ENTRIES SUPPLIED:
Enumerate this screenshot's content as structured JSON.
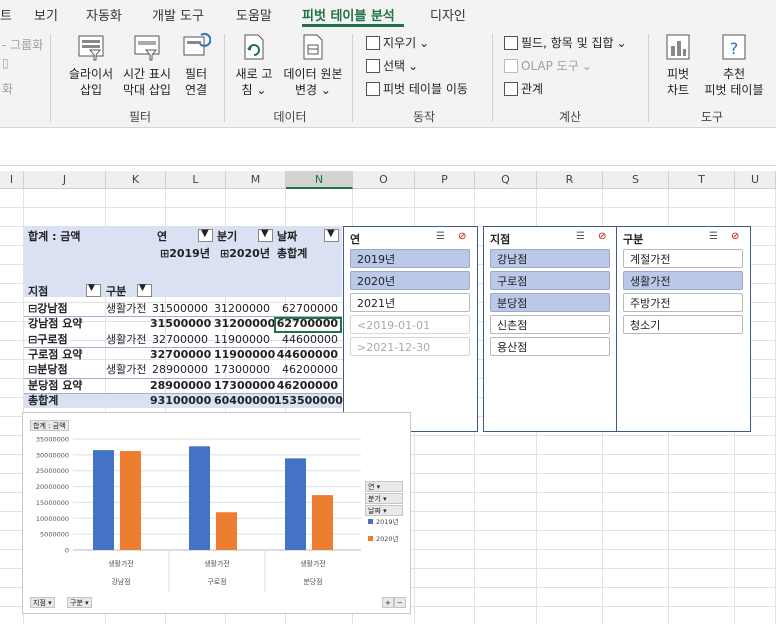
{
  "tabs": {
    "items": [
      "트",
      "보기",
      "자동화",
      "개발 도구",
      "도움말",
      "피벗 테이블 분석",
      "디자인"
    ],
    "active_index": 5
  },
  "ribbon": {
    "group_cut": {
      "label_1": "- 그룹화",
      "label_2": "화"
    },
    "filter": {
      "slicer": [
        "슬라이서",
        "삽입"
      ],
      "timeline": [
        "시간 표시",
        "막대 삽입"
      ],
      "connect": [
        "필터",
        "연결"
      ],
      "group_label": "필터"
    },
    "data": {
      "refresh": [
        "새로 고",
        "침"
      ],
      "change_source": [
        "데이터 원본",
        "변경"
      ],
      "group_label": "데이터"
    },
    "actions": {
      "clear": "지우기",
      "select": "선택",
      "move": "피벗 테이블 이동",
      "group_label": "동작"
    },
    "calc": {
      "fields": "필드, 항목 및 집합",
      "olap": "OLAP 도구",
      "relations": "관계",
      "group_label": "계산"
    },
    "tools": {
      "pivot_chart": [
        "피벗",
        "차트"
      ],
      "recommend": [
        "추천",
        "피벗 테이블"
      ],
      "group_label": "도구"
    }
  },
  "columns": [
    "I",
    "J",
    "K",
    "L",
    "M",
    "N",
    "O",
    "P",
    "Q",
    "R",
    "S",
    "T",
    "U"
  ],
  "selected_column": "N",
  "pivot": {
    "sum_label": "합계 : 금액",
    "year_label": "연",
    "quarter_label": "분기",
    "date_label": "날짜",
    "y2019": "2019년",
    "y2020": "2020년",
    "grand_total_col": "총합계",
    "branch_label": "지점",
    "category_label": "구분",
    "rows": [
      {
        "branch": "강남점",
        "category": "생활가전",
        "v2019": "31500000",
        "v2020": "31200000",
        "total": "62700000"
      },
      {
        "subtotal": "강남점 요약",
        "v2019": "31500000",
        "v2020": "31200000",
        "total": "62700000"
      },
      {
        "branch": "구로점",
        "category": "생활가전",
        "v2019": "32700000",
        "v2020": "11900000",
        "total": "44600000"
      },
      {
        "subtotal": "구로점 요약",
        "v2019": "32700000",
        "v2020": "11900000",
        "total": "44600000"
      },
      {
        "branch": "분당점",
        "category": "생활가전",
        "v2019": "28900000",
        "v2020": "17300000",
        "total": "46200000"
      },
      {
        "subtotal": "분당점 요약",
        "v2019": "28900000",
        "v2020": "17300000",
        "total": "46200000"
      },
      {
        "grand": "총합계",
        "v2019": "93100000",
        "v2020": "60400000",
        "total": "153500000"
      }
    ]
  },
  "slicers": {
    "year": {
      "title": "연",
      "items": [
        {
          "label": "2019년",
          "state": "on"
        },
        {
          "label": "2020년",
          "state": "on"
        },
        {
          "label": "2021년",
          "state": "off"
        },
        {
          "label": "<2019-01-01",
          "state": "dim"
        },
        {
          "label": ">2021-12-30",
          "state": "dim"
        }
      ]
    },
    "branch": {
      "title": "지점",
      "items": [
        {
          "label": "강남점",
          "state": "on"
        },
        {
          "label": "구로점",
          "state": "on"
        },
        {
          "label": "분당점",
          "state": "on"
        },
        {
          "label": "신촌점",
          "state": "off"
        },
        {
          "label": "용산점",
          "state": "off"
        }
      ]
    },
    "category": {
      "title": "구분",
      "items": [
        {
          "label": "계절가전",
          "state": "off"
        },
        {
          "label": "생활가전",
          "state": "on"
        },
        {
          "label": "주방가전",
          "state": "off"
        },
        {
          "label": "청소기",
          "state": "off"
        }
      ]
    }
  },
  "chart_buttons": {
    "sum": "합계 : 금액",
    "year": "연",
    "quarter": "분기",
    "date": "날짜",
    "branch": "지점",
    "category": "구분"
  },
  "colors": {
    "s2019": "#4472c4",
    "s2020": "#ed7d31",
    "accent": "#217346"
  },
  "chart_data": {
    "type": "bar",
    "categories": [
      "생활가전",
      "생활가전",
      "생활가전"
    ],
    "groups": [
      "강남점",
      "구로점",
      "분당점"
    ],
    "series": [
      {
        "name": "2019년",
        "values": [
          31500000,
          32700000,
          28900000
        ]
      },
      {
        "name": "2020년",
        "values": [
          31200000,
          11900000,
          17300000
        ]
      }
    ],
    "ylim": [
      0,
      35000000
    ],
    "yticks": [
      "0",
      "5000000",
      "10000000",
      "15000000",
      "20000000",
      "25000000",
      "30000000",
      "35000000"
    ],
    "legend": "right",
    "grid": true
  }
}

--

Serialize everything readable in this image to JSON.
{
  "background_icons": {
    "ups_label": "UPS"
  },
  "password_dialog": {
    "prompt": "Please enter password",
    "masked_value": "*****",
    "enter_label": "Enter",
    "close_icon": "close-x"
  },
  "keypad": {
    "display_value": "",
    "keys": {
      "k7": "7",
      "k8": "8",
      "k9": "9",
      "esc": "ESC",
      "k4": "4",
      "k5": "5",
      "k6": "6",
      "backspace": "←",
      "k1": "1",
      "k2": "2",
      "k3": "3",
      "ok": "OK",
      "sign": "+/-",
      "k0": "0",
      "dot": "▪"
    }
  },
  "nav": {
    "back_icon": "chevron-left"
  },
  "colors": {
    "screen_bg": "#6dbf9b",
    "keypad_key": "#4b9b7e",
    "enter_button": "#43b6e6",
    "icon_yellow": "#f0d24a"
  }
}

JOB: Gather every line from the listing above in which "this" appears, and copy those lines.

WORKED SOLUTION:
Enumerate this screenshot's content as structured JSON.
Serialize everything readable in this image to JSON.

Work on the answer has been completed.